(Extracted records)
________________________

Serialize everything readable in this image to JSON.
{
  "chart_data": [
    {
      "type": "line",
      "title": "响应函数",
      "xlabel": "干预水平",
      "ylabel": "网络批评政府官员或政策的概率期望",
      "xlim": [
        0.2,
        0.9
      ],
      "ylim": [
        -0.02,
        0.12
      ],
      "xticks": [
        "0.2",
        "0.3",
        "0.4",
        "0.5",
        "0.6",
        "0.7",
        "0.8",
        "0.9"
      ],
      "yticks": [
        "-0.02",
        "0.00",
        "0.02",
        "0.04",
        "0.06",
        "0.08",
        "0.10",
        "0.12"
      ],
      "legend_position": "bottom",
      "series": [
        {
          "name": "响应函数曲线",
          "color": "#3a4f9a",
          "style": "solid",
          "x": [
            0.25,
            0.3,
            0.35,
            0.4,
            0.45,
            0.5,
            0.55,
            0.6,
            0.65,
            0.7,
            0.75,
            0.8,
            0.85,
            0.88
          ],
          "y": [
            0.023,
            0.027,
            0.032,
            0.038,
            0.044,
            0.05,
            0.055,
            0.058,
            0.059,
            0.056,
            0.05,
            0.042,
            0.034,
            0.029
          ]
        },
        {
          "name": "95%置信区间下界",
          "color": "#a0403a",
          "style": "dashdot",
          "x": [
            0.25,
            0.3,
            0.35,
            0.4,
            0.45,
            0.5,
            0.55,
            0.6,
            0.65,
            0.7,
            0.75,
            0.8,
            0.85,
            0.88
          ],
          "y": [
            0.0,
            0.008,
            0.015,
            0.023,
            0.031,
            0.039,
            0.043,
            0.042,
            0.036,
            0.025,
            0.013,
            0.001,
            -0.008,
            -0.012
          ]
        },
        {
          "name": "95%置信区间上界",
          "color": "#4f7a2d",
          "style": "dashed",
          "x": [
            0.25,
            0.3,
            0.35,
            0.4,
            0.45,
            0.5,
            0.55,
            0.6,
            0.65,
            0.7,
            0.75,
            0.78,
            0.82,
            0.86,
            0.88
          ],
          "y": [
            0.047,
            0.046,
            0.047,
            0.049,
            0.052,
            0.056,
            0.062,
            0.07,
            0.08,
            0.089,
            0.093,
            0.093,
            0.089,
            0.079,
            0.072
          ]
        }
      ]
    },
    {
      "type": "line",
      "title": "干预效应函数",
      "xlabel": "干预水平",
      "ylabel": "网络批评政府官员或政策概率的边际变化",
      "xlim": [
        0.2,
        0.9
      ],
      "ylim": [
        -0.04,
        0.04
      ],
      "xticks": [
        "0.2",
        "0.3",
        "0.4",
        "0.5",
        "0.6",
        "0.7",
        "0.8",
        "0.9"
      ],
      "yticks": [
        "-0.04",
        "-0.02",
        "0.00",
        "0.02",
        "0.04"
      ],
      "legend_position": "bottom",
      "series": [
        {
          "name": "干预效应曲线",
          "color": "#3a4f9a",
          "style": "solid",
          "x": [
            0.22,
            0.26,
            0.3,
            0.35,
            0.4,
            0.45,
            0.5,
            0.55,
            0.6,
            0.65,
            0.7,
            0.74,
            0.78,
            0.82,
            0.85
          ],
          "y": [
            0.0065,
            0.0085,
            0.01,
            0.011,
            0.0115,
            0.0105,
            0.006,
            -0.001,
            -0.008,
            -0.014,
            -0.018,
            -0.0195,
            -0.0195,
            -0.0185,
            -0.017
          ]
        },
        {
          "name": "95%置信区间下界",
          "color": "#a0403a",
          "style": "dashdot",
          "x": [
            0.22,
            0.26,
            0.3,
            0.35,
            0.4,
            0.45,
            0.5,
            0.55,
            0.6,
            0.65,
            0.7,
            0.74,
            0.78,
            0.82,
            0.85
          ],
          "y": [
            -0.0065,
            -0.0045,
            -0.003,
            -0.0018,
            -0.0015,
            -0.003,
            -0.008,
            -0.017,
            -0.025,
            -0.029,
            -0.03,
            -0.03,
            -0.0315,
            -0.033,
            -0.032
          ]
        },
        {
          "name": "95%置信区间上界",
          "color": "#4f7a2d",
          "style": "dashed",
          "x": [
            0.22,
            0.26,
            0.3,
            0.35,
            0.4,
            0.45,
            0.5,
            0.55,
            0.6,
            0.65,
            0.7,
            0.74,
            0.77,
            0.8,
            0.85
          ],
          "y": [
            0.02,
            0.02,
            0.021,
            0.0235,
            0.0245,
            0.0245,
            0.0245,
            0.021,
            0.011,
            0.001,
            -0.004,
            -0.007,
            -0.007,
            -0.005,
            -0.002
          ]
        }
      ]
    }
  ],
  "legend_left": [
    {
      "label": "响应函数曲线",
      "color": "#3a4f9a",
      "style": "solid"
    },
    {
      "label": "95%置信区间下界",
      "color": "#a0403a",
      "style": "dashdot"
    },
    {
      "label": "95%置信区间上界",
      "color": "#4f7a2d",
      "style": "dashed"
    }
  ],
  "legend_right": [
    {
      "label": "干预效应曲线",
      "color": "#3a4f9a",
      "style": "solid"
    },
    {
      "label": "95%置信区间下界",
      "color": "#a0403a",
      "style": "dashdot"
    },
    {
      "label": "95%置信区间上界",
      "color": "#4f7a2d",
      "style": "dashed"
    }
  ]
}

________________________

» WHAT THE TASK REQUIRES
Go through the records above and retype each one exactly.

» FINISHED EXERCISE
Serialize everything readable in this image to JSON.
{
  "chart_data": [
    {
      "type": "line",
      "title": "响应函数",
      "xlabel": "干预水平",
      "ylabel": "网络批评政府官员或政策的概率期望",
      "xlim": [
        0.2,
        0.9
      ],
      "ylim": [
        -0.02,
        0.12
      ],
      "xticks": [
        "0.2",
        "0.3",
        "0.4",
        "0.5",
        "0.6",
        "0.7",
        "0.8",
        "0.9"
      ],
      "yticks": [
        "-0.02",
        "0.00",
        "0.02",
        "0.04",
        "0.06",
        "0.08",
        "0.10",
        "0.12"
      ],
      "legend_position": "bottom",
      "series": [
        {
          "name": "响应函数曲线",
          "color": "#3a4f9a",
          "style": "solid",
          "x": [
            0.25,
            0.3,
            0.35,
            0.4,
            0.45,
            0.5,
            0.55,
            0.6,
            0.65,
            0.7,
            0.75,
            0.8,
            0.85,
            0.88
          ],
          "y": [
            0.023,
            0.027,
            0.032,
            0.038,
            0.044,
            0.05,
            0.055,
            0.058,
            0.059,
            0.056,
            0.05,
            0.042,
            0.034,
            0.029
          ]
        },
        {
          "name": "95%置信区间下界",
          "color": "#a0403a",
          "style": "dashdot",
          "x": [
            0.25,
            0.3,
            0.35,
            0.4,
            0.45,
            0.5,
            0.55,
            0.6,
            0.65,
            0.7,
            0.75,
            0.8,
            0.85,
            0.88
          ],
          "y": [
            0.0,
            0.008,
            0.015,
            0.023,
            0.031,
            0.039,
            0.043,
            0.042,
            0.036,
            0.025,
            0.013,
            0.001,
            -0.008,
            -0.012
          ]
        },
        {
          "name": "95%置信区间上界",
          "color": "#4f7a2d",
          "style": "dashed",
          "x": [
            0.25,
            0.3,
            0.35,
            0.4,
            0.45,
            0.5,
            0.55,
            0.6,
            0.65,
            0.7,
            0.75,
            0.78,
            0.82,
            0.86,
            0.88
          ],
          "y": [
            0.047,
            0.046,
            0.047,
            0.049,
            0.052,
            0.056,
            0.062,
            0.07,
            0.08,
            0.089,
            0.093,
            0.093,
            0.089,
            0.079,
            0.072
          ]
        }
      ]
    },
    {
      "type": "line",
      "title": "干预效应函数",
      "xlabel": "干预水平",
      "ylabel": "网络批评政府官员或政策概率的边际变化",
      "xlim": [
        0.2,
        0.9
      ],
      "ylim": [
        -0.04,
        0.04
      ],
      "xticks": [
        "0.2",
        "0.3",
        "0.4",
        "0.5",
        "0.6",
        "0.7",
        "0.8",
        "0.9"
      ],
      "yticks": [
        "-0.04",
        "-0.02",
        "0.00",
        "0.02",
        "0.04"
      ],
      "legend_position": "bottom",
      "series": [
        {
          "name": "干预效应曲线",
          "color": "#3a4f9a",
          "style": "solid",
          "x": [
            0.22,
            0.26,
            0.3,
            0.35,
            0.4,
            0.45,
            0.5,
            0.55,
            0.6,
            0.65,
            0.7,
            0.74,
            0.78,
            0.82,
            0.85
          ],
          "y": [
            0.0065,
            0.0085,
            0.01,
            0.011,
            0.0115,
            0.0105,
            0.006,
            -0.001,
            -0.008,
            -0.014,
            -0.018,
            -0.0195,
            -0.0195,
            -0.0185,
            -0.017
          ]
        },
        {
          "name": "95%置信区间下界",
          "color": "#a0403a",
          "style": "dashdot",
          "x": [
            0.22,
            0.26,
            0.3,
            0.35,
            0.4,
            0.45,
            0.5,
            0.55,
            0.6,
            0.65,
            0.7,
            0.74,
            0.78,
            0.82,
            0.85
          ],
          "y": [
            -0.0065,
            -0.0045,
            -0.003,
            -0.0018,
            -0.0015,
            -0.003,
            -0.008,
            -0.017,
            -0.025,
            -0.029,
            -0.03,
            -0.03,
            -0.0315,
            -0.033,
            -0.032
          ]
        },
        {
          "name": "95%置信区间上界",
          "color": "#4f7a2d",
          "style": "dashed",
          "x": [
            0.22,
            0.26,
            0.3,
            0.35,
            0.4,
            0.45,
            0.5,
            0.55,
            0.6,
            0.65,
            0.7,
            0.74,
            0.77,
            0.8,
            0.85
          ],
          "y": [
            0.02,
            0.02,
            0.021,
            0.0235,
            0.0245,
            0.0245,
            0.0245,
            0.021,
            0.011,
            0.001,
            -0.004,
            -0.007,
            -0.007,
            -0.005,
            -0.002
          ]
        }
      ]
    }
  ],
  "legend_left": [
    {
      "label": "响应函数曲线",
      "color": "#3a4f9a",
      "style": "solid"
    },
    {
      "label": "95%置信区间下界",
      "color": "#a0403a",
      "style": "dashdot"
    },
    {
      "label": "95%置信区间上界",
      "color": "#4f7a2d",
      "style": "dashed"
    }
  ],
  "legend_right": [
    {
      "label": "干预效应曲线",
      "color": "#3a4f9a",
      "style": "solid"
    },
    {
      "label": "95%置信区间下界",
      "color": "#a0403a",
      "style": "dashdot"
    },
    {
      "label": "95%置信区间上界",
      "color": "#4f7a2d",
      "style": "dashed"
    }
  ]
}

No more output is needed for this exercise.